## Records provided:
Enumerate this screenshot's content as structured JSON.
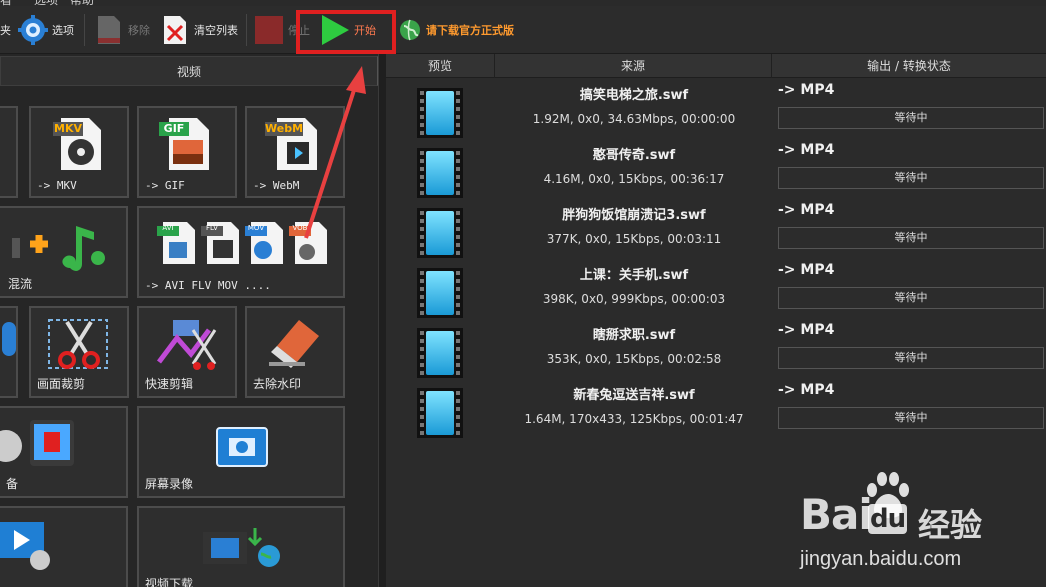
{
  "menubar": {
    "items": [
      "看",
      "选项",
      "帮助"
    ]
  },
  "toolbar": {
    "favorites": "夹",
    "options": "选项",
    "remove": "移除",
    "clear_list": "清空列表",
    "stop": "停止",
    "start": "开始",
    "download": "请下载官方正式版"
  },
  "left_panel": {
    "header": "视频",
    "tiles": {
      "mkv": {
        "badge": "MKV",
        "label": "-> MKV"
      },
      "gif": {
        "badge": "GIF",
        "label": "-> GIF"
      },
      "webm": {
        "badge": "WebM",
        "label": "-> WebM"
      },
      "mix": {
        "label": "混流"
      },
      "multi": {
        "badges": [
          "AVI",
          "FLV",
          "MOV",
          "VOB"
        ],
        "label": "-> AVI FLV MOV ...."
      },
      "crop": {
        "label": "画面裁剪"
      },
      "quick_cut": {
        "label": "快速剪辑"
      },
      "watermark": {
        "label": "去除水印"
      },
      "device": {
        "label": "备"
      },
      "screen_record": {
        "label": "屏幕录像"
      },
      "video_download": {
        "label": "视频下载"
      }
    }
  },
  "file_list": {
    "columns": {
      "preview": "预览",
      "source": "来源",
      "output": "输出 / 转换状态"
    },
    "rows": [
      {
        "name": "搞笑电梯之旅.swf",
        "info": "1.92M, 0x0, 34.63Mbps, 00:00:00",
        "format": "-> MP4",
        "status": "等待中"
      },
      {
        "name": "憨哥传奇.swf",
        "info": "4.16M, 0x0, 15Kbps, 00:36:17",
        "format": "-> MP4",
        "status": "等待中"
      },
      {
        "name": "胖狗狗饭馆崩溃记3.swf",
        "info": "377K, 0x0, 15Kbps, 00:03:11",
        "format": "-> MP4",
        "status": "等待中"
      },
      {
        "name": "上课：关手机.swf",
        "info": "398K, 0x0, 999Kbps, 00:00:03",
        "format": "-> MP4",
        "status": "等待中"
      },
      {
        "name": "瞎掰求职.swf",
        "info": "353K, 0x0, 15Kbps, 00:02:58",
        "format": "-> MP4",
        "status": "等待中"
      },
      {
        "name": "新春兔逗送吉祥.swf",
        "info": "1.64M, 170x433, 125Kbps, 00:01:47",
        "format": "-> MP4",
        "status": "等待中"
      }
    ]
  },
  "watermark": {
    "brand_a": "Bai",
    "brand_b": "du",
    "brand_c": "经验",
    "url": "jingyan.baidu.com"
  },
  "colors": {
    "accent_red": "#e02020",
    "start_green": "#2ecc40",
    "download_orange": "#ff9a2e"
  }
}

## Exercise directions:
Transcribe the preceding listing in its entirety and with exact wording, leaving out pictures.

## Written solution:
Enumerate this screenshot's content as structured JSON.
{
  "menubar": {
    "items": [
      "看",
      "选项",
      "帮助"
    ]
  },
  "toolbar": {
    "favorites": "夹",
    "options": "选项",
    "remove": "移除",
    "clear_list": "清空列表",
    "stop": "停止",
    "start": "开始",
    "download": "请下载官方正式版"
  },
  "left_panel": {
    "header": "视频",
    "tiles": {
      "mkv": {
        "badge": "MKV",
        "label": "-> MKV"
      },
      "gif": {
        "badge": "GIF",
        "label": "-> GIF"
      },
      "webm": {
        "badge": "WebM",
        "label": "-> WebM"
      },
      "mix": {
        "label": "混流"
      },
      "multi": {
        "badges": [
          "AVI",
          "FLV",
          "MOV",
          "VOB"
        ],
        "label": "-> AVI FLV MOV ...."
      },
      "crop": {
        "label": "画面裁剪"
      },
      "quick_cut": {
        "label": "快速剪辑"
      },
      "watermark": {
        "label": "去除水印"
      },
      "device": {
        "label": "备"
      },
      "screen_record": {
        "label": "屏幕录像"
      },
      "video_download": {
        "label": "视频下载"
      }
    }
  },
  "file_list": {
    "columns": {
      "preview": "预览",
      "source": "来源",
      "output": "输出 / 转换状态"
    },
    "rows": [
      {
        "name": "搞笑电梯之旅.swf",
        "info": "1.92M, 0x0, 34.63Mbps, 00:00:00",
        "format": "-> MP4",
        "status": "等待中"
      },
      {
        "name": "憨哥传奇.swf",
        "info": "4.16M, 0x0, 15Kbps, 00:36:17",
        "format": "-> MP4",
        "status": "等待中"
      },
      {
        "name": "胖狗狗饭馆崩溃记3.swf",
        "info": "377K, 0x0, 15Kbps, 00:03:11",
        "format": "-> MP4",
        "status": "等待中"
      },
      {
        "name": "上课：关手机.swf",
        "info": "398K, 0x0, 999Kbps, 00:00:03",
        "format": "-> MP4",
        "status": "等待中"
      },
      {
        "name": "瞎掰求职.swf",
        "info": "353K, 0x0, 15Kbps, 00:02:58",
        "format": "-> MP4",
        "status": "等待中"
      },
      {
        "name": "新春兔逗送吉祥.swf",
        "info": "1.64M, 170x433, 125Kbps, 00:01:47",
        "format": "-> MP4",
        "status": "等待中"
      }
    ]
  },
  "watermark": {
    "brand_a": "Bai",
    "brand_b": "du",
    "brand_c": "经验",
    "url": "jingyan.baidu.com"
  },
  "colors": {
    "accent_red": "#e02020",
    "start_green": "#2ecc40",
    "download_orange": "#ff9a2e"
  }
}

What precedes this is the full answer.